Given information:
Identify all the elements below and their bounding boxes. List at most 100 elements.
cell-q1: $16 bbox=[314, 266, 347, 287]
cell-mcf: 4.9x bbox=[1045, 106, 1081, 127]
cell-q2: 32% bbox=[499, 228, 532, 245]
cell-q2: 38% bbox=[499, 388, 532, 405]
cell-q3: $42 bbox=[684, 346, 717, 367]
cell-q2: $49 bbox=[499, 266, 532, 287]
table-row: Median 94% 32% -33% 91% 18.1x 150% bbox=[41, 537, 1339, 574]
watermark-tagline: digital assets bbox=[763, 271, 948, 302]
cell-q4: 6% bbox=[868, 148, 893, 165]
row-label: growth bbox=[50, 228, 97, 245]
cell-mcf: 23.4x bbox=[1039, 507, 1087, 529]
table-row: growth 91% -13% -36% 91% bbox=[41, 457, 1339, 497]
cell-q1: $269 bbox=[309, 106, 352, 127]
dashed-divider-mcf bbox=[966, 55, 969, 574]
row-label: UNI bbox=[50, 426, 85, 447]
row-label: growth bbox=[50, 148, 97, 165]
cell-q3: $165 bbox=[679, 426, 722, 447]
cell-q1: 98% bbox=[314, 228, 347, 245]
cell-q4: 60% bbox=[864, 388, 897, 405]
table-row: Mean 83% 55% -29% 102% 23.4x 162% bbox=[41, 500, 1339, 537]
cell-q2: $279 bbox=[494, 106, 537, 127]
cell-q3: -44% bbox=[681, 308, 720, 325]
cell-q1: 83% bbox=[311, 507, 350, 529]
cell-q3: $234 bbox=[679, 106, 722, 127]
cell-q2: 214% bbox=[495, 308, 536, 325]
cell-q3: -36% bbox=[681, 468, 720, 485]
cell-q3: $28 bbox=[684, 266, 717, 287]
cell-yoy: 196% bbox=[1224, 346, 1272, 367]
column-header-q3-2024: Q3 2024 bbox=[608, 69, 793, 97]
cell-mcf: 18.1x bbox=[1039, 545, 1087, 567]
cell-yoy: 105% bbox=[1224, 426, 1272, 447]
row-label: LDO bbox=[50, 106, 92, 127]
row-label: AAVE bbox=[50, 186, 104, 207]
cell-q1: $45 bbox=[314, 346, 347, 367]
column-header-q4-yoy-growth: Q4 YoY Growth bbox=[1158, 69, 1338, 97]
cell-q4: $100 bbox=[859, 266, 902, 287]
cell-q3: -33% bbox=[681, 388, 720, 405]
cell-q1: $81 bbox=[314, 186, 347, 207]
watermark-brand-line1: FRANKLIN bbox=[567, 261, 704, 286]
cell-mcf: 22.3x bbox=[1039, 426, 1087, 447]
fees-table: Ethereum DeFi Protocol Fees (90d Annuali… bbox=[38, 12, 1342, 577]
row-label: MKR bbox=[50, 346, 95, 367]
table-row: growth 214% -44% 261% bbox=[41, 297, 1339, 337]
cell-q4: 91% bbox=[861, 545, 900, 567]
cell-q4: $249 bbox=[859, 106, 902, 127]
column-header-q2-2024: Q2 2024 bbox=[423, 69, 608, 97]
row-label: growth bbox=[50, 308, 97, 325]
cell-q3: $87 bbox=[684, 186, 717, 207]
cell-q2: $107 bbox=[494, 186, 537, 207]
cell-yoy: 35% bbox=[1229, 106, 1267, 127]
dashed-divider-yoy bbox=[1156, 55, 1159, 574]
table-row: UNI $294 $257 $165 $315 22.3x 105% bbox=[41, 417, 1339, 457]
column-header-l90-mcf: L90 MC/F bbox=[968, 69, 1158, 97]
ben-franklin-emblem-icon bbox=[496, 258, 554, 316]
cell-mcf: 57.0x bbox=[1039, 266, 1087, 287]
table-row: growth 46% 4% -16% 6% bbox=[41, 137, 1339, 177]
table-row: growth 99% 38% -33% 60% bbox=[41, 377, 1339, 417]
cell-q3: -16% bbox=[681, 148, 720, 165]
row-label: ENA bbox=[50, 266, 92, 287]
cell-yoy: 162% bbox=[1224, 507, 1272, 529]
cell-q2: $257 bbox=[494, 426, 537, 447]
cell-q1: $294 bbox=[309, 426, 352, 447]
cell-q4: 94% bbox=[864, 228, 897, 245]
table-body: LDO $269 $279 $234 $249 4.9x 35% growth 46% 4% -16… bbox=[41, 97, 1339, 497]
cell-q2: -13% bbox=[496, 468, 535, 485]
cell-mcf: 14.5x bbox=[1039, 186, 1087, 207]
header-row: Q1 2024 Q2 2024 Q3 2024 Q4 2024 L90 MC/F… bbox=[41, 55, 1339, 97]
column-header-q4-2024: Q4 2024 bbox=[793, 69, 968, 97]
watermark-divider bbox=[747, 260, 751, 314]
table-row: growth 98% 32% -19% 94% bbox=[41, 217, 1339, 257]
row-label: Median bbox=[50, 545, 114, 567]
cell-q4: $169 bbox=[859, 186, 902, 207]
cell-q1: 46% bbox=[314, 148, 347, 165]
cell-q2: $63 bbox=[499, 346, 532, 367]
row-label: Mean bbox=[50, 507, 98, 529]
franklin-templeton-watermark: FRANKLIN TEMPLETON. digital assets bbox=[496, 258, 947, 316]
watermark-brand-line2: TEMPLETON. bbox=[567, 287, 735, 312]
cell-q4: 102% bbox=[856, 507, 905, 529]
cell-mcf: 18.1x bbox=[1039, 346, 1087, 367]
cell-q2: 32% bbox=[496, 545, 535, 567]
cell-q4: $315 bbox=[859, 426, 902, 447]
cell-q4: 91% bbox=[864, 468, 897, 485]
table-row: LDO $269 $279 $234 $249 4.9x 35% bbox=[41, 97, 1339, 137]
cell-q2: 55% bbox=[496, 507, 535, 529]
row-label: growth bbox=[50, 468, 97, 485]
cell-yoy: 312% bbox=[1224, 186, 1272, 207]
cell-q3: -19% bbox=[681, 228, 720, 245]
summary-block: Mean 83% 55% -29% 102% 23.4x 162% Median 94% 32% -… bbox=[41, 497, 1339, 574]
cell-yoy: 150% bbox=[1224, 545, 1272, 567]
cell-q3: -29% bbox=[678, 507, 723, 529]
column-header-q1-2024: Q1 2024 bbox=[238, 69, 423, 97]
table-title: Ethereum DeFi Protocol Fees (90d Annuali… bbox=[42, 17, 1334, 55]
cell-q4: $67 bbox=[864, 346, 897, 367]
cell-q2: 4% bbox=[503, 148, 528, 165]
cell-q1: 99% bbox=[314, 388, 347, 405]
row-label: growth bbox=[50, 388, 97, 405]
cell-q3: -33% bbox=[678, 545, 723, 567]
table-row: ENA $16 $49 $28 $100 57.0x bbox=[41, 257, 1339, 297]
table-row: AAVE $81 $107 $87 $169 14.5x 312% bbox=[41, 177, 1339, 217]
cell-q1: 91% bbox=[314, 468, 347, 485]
* * *
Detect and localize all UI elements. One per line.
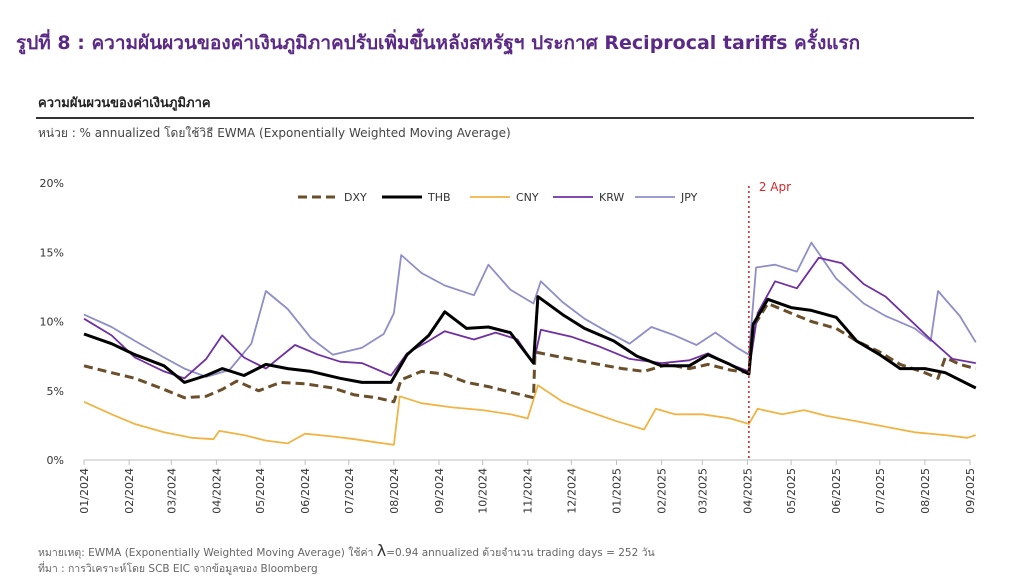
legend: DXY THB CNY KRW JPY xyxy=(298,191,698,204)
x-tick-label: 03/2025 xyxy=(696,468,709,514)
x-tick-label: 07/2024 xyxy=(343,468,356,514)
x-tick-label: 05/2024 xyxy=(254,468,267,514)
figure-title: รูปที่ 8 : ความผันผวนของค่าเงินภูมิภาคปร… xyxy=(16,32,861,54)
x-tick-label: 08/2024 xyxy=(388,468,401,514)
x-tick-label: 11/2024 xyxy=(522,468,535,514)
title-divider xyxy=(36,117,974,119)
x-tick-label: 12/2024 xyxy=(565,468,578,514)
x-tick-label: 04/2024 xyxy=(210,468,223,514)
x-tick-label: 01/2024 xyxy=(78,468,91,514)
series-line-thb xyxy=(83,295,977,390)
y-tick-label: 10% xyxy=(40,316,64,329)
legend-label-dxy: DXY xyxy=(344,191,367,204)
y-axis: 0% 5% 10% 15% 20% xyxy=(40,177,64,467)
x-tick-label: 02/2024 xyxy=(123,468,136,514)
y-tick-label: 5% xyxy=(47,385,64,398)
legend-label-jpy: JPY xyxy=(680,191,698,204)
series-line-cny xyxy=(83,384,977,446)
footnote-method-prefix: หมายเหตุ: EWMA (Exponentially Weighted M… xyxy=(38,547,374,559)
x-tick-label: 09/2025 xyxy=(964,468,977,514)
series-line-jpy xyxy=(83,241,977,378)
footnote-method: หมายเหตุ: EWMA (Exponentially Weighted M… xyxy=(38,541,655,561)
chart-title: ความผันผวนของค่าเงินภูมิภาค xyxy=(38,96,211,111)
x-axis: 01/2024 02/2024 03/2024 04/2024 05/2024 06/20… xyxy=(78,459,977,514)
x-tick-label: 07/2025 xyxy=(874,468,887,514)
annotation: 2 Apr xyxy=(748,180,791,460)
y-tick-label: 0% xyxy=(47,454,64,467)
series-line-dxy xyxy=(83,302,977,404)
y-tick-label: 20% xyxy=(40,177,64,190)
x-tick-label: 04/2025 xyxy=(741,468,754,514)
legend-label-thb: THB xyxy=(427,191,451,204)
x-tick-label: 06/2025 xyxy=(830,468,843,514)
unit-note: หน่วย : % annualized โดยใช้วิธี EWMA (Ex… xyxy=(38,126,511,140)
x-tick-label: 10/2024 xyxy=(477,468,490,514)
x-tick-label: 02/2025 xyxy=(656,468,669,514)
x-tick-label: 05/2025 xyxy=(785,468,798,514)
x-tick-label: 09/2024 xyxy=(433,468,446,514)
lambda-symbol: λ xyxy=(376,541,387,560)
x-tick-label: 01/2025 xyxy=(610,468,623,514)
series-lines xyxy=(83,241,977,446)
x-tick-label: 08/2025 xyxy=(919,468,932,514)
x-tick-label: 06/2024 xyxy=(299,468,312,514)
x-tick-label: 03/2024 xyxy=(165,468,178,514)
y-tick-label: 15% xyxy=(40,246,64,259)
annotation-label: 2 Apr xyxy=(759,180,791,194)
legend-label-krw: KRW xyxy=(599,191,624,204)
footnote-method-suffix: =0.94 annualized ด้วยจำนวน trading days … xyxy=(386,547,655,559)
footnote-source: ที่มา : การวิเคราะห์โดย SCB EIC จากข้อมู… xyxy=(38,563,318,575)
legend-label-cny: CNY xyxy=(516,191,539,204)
--
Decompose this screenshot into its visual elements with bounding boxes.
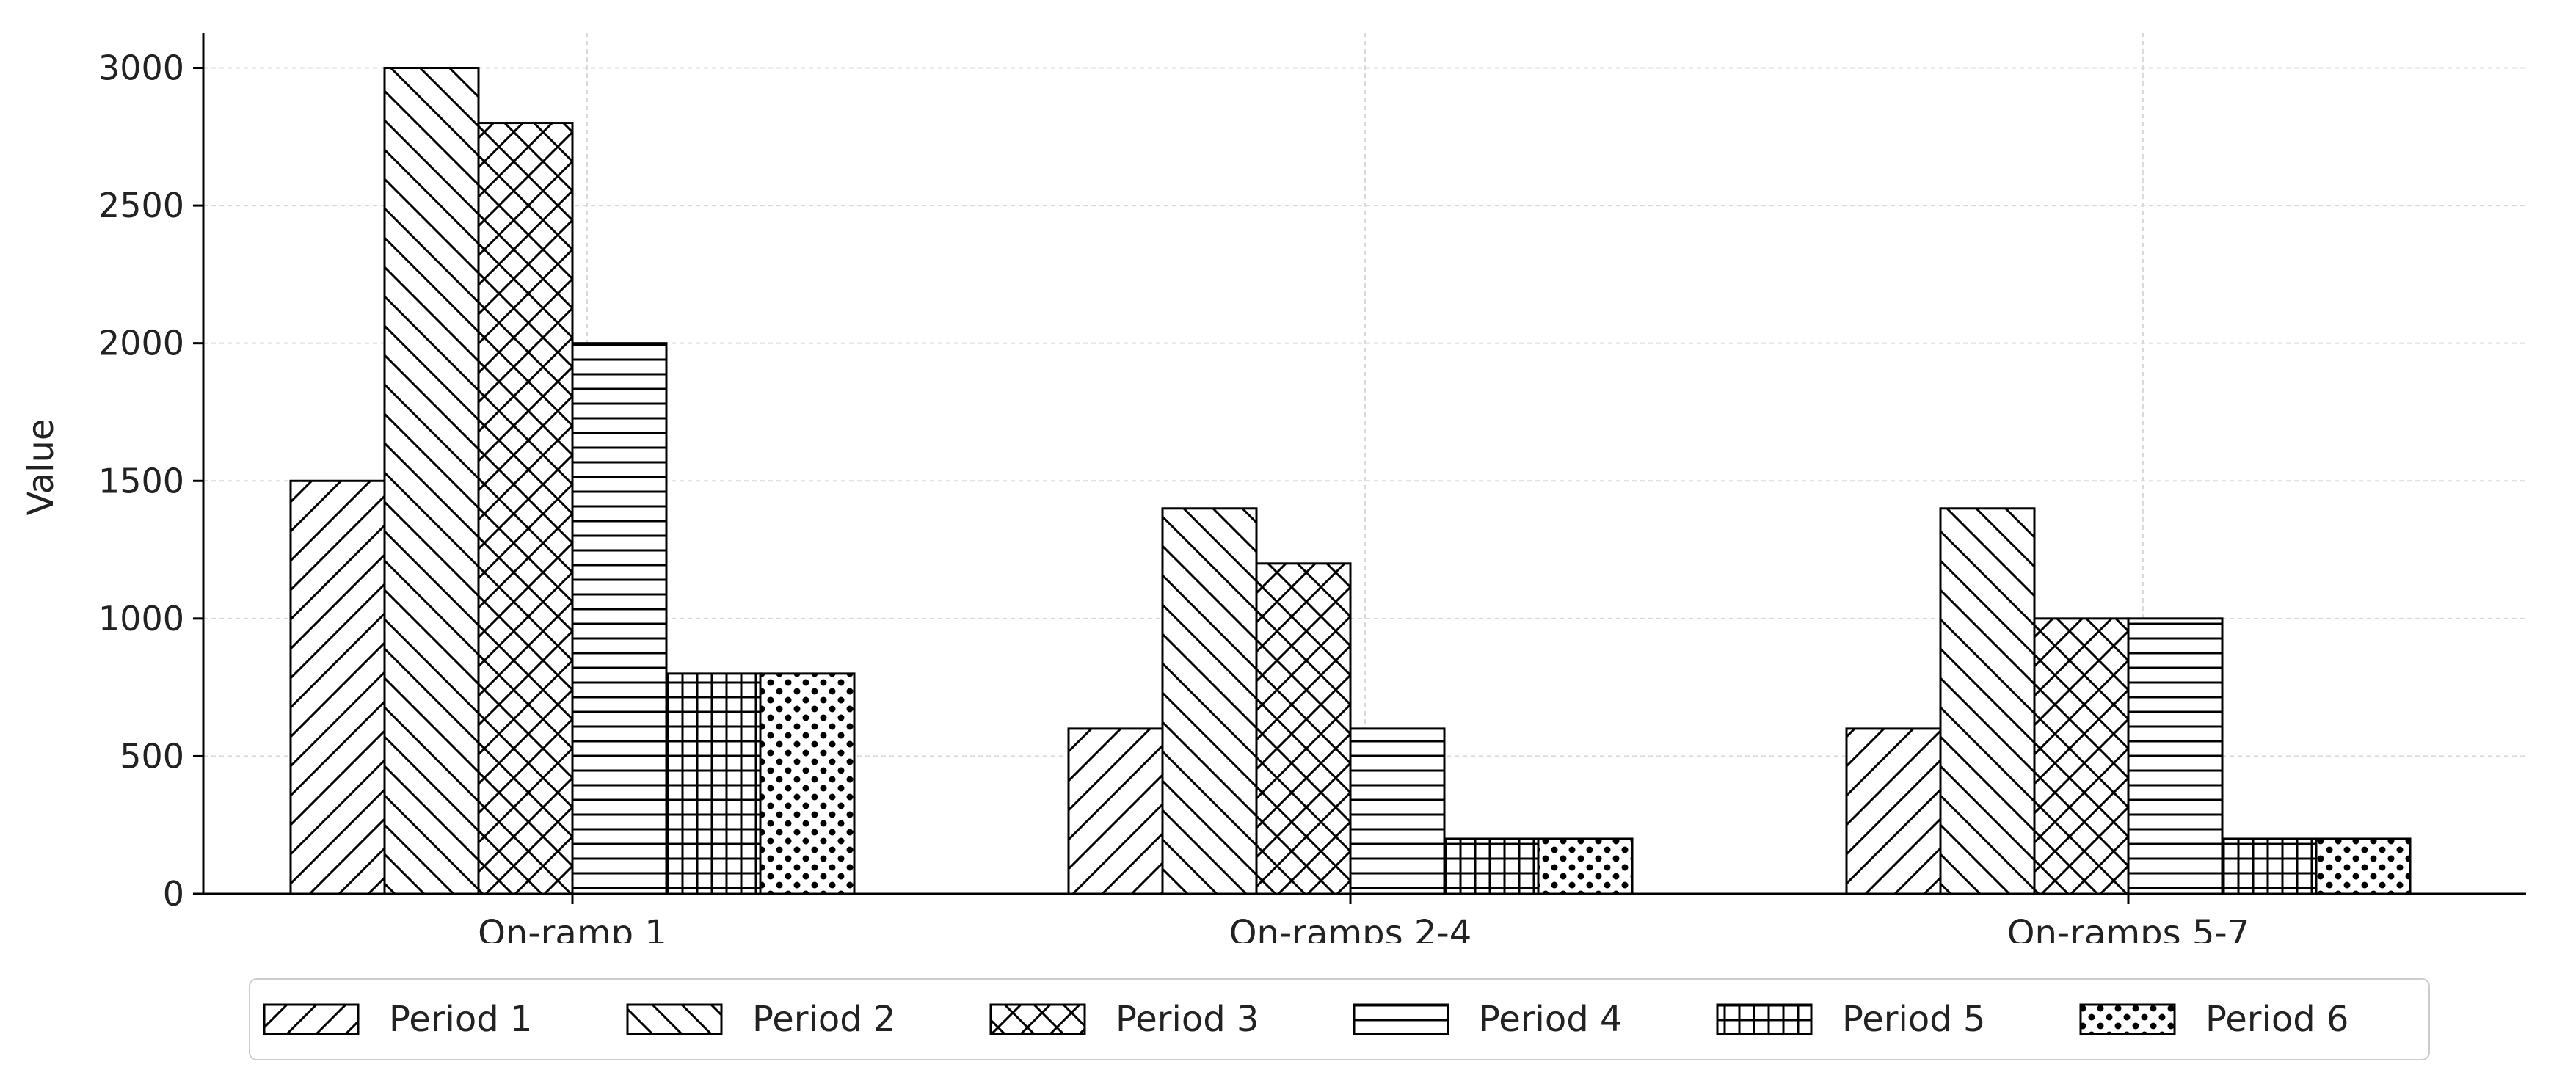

Aim: From the entries above, pull out every line that contains the string "legend" and copy each one as it appears.

Task result:
legend: DXY THB CNY KRW JPY xyxy=(298,191,698,204)
legend-label-dxy: DXY xyxy=(344,191,367,204)
legend-label-jpy: JPY xyxy=(680,191,698,204)
legend-label-thb: THB xyxy=(427,191,451,204)
legend-label-krw: KRW xyxy=(599,191,624,204)
legend-label-cny: CNY xyxy=(516,191,539,204)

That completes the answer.